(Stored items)
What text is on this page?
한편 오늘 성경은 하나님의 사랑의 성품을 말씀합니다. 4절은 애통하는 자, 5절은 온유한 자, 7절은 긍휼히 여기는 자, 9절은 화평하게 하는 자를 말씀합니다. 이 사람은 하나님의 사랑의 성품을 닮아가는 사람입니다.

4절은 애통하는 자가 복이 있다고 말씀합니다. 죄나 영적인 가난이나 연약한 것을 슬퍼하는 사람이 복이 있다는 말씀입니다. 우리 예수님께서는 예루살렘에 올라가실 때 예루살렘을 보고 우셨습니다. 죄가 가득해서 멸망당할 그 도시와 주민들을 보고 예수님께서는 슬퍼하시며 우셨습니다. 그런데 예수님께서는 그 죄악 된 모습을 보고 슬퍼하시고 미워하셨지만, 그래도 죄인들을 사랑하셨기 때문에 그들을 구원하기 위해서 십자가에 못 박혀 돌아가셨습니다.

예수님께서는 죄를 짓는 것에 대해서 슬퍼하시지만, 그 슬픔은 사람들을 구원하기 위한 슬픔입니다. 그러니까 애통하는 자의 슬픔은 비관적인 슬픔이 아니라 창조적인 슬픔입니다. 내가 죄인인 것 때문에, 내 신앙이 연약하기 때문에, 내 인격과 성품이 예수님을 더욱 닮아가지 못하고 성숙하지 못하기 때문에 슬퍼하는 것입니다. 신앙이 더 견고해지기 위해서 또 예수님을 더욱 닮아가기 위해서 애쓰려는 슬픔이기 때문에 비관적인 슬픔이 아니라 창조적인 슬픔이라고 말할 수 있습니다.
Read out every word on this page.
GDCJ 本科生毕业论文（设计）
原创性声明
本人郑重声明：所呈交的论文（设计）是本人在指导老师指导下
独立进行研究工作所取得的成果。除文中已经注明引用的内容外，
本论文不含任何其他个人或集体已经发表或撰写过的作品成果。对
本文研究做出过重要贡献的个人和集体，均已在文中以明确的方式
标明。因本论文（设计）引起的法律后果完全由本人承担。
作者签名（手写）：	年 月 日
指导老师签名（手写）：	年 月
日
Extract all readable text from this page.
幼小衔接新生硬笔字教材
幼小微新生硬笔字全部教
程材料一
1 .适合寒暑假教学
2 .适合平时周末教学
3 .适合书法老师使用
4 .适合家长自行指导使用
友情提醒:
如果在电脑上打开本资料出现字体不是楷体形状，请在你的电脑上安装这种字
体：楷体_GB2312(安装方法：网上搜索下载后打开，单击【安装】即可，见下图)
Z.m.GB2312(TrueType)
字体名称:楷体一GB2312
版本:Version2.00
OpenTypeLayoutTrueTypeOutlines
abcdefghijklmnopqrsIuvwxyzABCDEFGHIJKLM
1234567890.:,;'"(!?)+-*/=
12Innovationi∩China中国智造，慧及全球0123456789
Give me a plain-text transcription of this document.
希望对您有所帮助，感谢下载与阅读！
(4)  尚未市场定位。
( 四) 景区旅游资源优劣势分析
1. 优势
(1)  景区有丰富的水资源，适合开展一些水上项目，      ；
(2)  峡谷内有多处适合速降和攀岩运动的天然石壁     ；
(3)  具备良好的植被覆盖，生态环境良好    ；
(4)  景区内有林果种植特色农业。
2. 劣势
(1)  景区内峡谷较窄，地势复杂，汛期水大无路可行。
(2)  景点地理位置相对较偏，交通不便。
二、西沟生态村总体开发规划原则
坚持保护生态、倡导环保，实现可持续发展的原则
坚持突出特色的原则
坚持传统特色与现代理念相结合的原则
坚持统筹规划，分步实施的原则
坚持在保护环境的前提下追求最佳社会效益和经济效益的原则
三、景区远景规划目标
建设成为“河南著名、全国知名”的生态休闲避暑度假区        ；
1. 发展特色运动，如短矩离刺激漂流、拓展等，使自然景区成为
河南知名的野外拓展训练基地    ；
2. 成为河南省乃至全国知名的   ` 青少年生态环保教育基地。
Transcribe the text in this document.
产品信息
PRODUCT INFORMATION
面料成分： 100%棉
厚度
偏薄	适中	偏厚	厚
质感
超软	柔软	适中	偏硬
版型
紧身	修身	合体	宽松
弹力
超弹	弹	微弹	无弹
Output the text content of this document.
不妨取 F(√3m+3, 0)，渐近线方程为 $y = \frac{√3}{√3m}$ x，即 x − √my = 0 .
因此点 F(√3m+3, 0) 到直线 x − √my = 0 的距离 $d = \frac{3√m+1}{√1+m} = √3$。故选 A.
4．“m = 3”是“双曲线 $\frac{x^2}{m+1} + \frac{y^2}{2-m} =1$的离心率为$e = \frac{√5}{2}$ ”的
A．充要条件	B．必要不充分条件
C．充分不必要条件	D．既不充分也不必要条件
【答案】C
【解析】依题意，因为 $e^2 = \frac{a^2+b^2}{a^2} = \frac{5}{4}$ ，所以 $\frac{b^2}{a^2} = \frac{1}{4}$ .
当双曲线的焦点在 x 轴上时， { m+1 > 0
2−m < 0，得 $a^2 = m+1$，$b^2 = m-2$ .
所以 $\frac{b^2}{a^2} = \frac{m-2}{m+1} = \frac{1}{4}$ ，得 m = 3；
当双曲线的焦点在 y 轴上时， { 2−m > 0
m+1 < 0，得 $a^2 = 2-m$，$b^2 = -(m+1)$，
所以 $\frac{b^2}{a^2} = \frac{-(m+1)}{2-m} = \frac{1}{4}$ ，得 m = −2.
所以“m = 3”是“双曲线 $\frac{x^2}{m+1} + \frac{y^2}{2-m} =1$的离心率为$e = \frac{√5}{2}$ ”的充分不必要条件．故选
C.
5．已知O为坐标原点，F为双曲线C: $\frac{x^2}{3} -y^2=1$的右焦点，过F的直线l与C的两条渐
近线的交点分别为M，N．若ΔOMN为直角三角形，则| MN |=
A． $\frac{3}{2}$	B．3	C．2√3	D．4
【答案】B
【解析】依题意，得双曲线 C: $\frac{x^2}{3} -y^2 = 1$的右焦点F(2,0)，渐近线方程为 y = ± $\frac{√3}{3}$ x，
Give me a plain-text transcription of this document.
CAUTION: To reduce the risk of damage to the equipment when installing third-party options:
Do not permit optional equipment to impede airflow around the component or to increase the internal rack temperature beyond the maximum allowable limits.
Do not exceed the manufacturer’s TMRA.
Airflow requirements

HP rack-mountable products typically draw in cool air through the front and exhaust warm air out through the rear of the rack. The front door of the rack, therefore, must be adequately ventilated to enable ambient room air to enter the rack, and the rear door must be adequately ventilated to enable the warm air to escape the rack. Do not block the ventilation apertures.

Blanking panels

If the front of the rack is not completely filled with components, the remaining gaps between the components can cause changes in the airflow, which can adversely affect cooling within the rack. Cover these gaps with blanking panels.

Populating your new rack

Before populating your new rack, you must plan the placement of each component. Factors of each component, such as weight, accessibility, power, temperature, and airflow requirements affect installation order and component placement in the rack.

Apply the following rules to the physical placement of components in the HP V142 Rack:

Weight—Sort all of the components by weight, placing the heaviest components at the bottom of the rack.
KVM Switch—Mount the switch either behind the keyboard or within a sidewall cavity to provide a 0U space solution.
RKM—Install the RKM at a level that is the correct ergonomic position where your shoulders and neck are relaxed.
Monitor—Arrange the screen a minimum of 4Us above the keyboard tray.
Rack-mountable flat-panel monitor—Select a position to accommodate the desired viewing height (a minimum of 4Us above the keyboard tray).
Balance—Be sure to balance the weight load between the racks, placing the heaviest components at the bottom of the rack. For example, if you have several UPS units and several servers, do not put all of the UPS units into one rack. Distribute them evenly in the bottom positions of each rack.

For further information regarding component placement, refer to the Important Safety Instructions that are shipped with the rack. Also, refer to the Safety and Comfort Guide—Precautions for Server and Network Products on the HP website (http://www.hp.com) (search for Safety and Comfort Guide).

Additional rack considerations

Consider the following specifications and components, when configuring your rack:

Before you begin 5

• Task brief: Reply with one number only: the count of lines in the entries that contain "渐近线方程为".

• Result below: 2